[Items listed in a dataset]
☆ ☆ ☆
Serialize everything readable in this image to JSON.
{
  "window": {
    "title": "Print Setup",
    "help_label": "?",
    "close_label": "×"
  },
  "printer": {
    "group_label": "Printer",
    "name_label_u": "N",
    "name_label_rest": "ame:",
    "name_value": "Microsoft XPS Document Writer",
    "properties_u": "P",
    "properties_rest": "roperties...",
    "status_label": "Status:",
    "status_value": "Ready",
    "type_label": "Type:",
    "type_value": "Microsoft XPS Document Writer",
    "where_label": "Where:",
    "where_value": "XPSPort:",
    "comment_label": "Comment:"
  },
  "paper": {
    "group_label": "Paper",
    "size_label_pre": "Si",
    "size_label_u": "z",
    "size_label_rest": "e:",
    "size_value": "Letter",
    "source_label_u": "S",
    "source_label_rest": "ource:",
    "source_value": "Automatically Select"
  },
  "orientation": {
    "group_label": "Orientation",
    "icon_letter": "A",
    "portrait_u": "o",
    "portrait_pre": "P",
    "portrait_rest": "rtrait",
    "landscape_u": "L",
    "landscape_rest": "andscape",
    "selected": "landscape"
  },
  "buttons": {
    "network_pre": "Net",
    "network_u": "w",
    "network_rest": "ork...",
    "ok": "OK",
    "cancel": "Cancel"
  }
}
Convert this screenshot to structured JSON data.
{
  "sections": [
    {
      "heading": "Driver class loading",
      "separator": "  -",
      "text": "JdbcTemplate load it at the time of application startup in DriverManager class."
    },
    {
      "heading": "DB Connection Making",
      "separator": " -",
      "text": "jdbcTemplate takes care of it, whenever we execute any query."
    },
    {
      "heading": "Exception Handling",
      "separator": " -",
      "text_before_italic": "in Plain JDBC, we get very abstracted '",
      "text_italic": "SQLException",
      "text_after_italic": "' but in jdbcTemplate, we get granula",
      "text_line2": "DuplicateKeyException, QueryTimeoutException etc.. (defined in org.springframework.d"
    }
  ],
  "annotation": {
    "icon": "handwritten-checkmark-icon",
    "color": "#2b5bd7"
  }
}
☆ ☆ ☆
_Instruction:_ Above are the records; copy all of them exactly.

_Result:_
Serialize everything readable in this image to JSON.
{
  "window": {
    "title": "Print Setup",
    "help_label": "?",
    "close_label": "×"
  },
  "printer": {
    "group_label": "Printer",
    "name_label_u": "N",
    "name_label_rest": "ame:",
    "name_value": "Microsoft XPS Document Writer",
    "properties_u": "P",
    "properties_rest": "roperties...",
    "status_label": "Status:",
    "status_value": "Ready",
    "type_label": "Type:",
    "type_value": "Microsoft XPS Document Writer",
    "where_label": "Where:",
    "where_value": "XPSPort:",
    "comment_label": "Comment:"
  },
  "paper": {
    "group_label": "Paper",
    "size_label_pre": "Si",
    "size_label_u": "z",
    "size_label_rest": "e:",
    "size_value": "Letter",
    "source_label_u": "S",
    "source_label_rest": "ource:",
    "source_value": "Automatically Select"
  },
  "orientation": {
    "group_label": "Orientation",
    "icon_letter": "A",
    "portrait_u": "o",
    "portrait_pre": "P",
    "portrait_rest": "rtrait",
    "landscape_u": "L",
    "landscape_rest": "andscape",
    "selected": "landscape"
  },
  "buttons": {
    "network_pre": "Net",
    "network_u": "w",
    "network_rest": "ork...",
    "ok": "OK",
    "cancel": "Cancel"
  }
}
Convert this screenshot to structured JSON data.
{
  "sections": [
    {
      "heading": "Driver class loading",
      "separator": "  -",
      "text": "JdbcTemplate load it at the time of application startup in DriverManager class."
    },
    {
      "heading": "DB Connection Making",
      "separator": " -",
      "text": "jdbcTemplate takes care of it, whenever we execute any query."
    },
    {
      "heading": "Exception Handling",
      "separator": " -",
      "text_before_italic": "in Plain JDBC, we get very abstracted '",
      "text_italic": "SQLException",
      "text_after_italic": "' but in jdbcTemplate, we get granula",
      "text_line2": "DuplicateKeyException, QueryTimeoutException etc.. (defined in org.springframework.d"
    }
  ],
  "annotation": {
    "icon": "handwritten-checkmark-icon",
    "color": "#2b5bd7"
  }
}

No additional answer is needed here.